_Written task_
Below are some records. Copy every line in them that holds "PDPA".

_Material to process_
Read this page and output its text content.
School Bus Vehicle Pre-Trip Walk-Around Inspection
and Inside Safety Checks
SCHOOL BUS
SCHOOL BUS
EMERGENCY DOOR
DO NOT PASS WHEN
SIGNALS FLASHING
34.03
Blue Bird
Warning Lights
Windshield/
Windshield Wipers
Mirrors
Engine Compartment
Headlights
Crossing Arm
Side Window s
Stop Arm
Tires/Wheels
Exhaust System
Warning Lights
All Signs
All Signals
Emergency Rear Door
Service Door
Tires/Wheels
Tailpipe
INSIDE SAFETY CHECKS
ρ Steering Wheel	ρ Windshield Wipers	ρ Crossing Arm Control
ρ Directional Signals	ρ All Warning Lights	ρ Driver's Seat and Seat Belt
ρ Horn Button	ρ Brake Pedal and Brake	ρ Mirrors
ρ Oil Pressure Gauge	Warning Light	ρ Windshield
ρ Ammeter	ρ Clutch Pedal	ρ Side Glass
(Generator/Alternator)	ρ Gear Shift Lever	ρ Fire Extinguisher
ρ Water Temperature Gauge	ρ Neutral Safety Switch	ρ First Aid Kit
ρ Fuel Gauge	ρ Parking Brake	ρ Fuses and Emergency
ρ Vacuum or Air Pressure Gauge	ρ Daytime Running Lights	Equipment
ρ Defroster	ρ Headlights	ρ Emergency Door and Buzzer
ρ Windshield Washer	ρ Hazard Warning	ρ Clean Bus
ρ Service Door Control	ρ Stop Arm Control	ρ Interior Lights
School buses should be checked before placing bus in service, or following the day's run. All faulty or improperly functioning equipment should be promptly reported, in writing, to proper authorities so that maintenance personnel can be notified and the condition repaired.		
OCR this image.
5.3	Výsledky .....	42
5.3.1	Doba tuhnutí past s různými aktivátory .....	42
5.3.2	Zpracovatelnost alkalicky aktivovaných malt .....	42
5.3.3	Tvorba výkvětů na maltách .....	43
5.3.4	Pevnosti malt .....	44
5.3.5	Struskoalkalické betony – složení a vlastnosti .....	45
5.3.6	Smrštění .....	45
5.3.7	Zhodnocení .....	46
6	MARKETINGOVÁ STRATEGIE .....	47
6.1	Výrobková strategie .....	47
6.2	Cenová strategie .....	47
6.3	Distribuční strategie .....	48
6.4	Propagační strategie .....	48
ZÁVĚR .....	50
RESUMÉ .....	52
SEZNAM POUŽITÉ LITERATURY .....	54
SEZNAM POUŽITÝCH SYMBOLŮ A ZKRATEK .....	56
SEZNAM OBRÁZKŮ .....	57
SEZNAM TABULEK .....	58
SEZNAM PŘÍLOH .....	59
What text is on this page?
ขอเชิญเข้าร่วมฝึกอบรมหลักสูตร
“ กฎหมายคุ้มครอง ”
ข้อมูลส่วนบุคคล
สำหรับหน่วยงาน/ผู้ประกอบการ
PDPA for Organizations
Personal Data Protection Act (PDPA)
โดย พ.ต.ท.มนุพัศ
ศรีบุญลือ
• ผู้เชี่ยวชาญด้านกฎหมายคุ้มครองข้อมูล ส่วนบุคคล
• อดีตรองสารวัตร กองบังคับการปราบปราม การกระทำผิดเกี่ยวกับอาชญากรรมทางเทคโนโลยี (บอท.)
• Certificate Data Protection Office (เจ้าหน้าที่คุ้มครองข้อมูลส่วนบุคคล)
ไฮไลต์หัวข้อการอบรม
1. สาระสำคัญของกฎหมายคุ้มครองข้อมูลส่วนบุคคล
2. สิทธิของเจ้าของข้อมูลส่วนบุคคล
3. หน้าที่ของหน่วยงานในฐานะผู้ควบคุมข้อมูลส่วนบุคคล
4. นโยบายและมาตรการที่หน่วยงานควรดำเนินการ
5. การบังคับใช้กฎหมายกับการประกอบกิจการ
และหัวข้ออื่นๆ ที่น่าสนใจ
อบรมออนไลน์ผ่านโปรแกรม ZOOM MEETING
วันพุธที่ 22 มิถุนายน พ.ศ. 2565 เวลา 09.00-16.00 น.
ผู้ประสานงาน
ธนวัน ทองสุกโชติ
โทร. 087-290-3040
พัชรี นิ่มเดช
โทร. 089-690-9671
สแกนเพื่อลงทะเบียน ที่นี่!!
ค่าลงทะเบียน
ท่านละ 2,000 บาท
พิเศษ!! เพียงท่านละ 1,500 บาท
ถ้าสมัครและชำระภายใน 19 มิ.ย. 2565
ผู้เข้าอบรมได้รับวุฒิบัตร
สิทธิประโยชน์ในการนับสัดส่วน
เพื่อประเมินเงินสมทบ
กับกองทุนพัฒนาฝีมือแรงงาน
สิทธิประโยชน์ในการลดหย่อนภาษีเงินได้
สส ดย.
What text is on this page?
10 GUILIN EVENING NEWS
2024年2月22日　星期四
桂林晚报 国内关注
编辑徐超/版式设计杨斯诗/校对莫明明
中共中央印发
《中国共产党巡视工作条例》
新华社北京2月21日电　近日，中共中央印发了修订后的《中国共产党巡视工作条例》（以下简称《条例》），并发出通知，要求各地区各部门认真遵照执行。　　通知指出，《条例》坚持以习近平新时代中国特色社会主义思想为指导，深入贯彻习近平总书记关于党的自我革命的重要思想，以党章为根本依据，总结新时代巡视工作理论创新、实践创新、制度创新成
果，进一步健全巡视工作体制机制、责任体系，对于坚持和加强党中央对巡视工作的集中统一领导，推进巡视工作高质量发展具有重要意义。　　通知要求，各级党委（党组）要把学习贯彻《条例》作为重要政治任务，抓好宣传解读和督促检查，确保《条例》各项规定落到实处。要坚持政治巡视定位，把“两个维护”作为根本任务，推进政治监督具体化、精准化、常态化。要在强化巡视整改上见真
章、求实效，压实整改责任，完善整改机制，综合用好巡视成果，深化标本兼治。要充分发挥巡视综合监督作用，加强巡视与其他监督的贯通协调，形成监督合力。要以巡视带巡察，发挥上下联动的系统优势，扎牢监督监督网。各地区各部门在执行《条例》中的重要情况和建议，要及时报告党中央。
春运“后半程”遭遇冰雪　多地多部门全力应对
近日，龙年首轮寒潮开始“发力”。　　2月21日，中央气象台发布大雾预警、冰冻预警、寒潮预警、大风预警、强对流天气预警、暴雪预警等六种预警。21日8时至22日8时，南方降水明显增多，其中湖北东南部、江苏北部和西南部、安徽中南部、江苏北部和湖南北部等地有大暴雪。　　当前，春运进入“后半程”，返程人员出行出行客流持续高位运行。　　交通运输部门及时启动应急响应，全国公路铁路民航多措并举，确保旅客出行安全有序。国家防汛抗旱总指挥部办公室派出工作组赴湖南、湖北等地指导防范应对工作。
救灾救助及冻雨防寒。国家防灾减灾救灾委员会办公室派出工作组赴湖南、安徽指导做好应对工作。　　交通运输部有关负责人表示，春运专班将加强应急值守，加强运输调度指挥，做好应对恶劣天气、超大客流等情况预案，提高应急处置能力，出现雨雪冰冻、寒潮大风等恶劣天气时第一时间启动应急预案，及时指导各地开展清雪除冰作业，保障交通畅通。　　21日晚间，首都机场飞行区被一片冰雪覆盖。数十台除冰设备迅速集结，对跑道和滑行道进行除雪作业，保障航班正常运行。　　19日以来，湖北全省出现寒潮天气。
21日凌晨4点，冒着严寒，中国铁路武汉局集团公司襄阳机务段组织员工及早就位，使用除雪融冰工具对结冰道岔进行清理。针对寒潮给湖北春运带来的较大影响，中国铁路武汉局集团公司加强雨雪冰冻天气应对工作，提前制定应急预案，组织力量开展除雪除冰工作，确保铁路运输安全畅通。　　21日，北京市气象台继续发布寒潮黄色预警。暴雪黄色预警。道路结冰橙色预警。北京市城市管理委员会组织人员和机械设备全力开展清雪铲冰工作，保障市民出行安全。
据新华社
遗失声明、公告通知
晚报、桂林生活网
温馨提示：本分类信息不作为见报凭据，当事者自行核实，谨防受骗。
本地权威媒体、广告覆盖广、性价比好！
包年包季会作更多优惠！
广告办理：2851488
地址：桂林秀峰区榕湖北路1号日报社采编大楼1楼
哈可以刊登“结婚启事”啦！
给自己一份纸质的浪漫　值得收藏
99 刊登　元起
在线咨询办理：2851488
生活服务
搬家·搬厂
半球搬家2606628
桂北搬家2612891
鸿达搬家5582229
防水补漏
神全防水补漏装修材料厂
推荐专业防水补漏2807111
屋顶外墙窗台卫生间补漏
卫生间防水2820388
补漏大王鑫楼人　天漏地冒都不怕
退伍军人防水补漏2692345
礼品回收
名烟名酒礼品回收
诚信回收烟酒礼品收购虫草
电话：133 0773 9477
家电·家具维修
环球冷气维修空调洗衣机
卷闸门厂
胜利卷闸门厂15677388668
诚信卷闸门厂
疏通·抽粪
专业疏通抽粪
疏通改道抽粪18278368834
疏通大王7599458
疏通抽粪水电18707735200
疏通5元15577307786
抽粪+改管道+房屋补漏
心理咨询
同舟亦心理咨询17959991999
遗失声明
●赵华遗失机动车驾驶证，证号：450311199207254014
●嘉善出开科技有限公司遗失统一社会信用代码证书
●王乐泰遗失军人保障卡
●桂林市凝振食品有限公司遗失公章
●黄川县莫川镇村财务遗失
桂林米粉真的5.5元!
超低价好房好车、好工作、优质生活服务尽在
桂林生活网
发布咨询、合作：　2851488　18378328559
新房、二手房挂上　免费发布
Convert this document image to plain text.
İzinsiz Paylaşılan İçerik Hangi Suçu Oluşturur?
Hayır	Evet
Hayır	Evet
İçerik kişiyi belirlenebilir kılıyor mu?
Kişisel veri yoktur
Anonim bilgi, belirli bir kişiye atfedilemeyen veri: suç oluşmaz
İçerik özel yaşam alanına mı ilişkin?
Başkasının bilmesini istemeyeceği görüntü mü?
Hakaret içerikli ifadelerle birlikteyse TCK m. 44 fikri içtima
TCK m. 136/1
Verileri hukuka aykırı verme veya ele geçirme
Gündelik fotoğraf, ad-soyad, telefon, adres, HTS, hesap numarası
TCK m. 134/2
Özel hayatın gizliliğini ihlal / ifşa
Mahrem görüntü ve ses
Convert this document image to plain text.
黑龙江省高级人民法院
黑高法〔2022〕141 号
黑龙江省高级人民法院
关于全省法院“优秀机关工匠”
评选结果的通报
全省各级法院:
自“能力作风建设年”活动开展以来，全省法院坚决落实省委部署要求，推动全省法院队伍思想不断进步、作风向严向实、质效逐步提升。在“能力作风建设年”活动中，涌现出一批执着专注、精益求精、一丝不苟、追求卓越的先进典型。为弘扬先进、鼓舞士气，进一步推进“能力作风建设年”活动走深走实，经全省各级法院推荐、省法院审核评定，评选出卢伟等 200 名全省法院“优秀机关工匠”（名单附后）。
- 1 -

_Task response_
PDPA for Organizations
Personal Data Protection Act (PDPA)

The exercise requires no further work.